In the entries below, count each line holding the word "this". Answer with the total alone.
----------------
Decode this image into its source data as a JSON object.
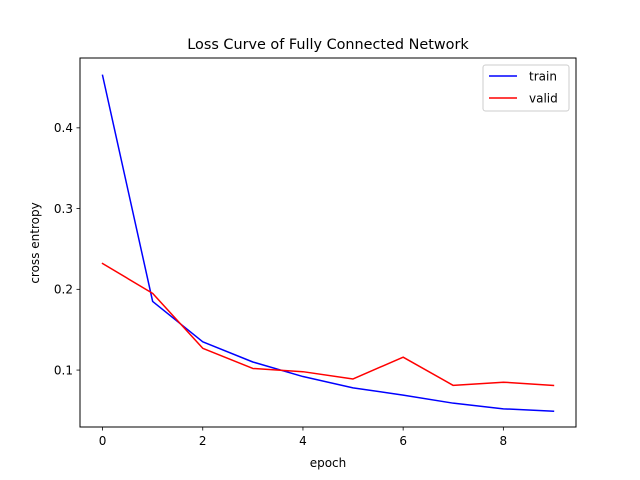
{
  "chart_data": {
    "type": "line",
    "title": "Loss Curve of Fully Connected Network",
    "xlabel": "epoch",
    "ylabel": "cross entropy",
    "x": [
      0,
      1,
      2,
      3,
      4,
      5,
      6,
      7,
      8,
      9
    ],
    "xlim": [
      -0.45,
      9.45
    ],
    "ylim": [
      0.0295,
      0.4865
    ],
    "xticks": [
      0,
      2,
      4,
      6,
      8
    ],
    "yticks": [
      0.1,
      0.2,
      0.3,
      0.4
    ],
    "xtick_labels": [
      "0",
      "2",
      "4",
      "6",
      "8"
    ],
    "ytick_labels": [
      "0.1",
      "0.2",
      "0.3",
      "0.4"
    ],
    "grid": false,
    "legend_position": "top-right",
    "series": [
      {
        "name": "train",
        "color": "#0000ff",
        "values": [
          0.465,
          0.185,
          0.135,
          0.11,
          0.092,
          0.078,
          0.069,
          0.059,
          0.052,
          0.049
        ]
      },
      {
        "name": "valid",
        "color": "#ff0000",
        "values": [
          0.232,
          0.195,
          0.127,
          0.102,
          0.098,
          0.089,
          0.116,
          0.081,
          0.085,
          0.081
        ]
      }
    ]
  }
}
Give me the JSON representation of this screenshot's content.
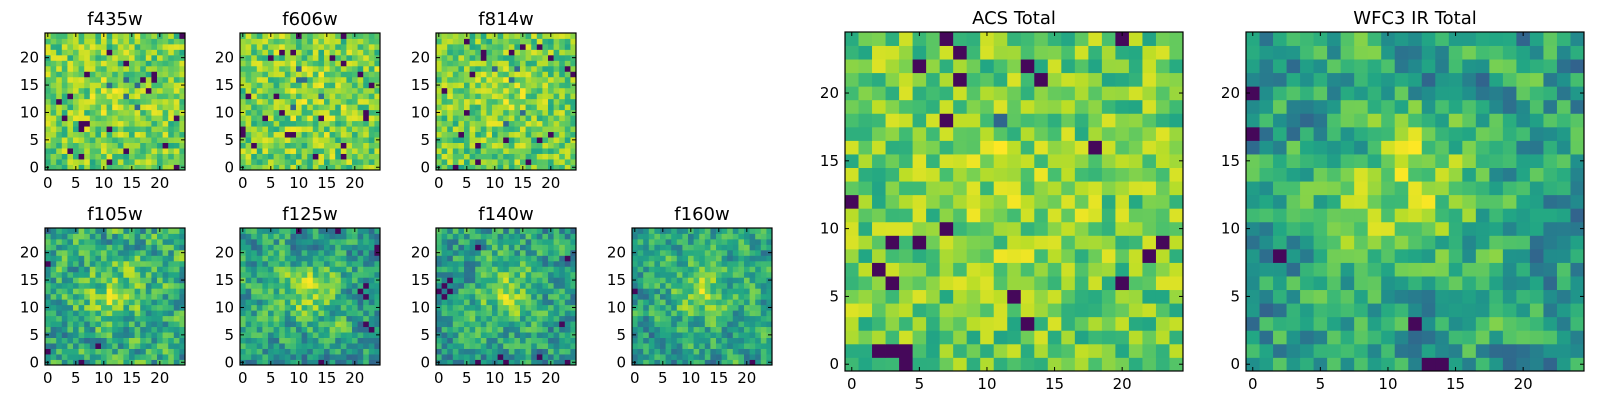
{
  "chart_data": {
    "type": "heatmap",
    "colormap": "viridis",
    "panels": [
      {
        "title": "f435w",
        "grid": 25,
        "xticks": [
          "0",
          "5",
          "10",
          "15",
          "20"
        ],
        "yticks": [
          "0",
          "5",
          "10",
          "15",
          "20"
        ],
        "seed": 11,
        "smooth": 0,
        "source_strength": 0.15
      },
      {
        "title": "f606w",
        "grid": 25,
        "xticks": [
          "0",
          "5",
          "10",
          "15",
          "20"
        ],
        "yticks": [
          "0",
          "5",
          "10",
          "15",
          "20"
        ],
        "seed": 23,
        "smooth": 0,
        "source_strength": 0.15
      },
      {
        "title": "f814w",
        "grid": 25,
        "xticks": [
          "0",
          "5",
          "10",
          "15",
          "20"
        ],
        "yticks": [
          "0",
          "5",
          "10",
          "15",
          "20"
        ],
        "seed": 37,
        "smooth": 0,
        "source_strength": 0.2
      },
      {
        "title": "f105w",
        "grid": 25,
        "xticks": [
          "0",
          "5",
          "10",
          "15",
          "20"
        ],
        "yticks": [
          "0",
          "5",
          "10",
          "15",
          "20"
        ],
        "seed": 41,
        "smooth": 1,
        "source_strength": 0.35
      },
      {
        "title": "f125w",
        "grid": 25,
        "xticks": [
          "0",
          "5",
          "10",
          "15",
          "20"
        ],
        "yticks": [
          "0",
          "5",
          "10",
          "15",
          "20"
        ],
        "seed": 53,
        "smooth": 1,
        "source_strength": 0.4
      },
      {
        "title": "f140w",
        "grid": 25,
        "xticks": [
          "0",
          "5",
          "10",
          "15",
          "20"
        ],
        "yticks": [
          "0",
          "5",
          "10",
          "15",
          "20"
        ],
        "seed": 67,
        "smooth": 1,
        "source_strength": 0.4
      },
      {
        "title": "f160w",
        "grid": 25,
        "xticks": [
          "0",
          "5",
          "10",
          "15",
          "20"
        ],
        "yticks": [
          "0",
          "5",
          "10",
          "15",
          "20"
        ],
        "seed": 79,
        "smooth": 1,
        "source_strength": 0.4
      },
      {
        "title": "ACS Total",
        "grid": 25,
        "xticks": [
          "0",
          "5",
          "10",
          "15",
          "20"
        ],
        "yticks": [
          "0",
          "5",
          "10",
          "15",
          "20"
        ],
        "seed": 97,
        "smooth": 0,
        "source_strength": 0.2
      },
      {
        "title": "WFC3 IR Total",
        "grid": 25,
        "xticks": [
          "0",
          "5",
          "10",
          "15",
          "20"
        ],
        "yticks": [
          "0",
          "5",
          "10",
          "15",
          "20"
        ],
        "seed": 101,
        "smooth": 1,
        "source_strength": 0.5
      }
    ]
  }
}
----------------
#### Reply to the exercise
2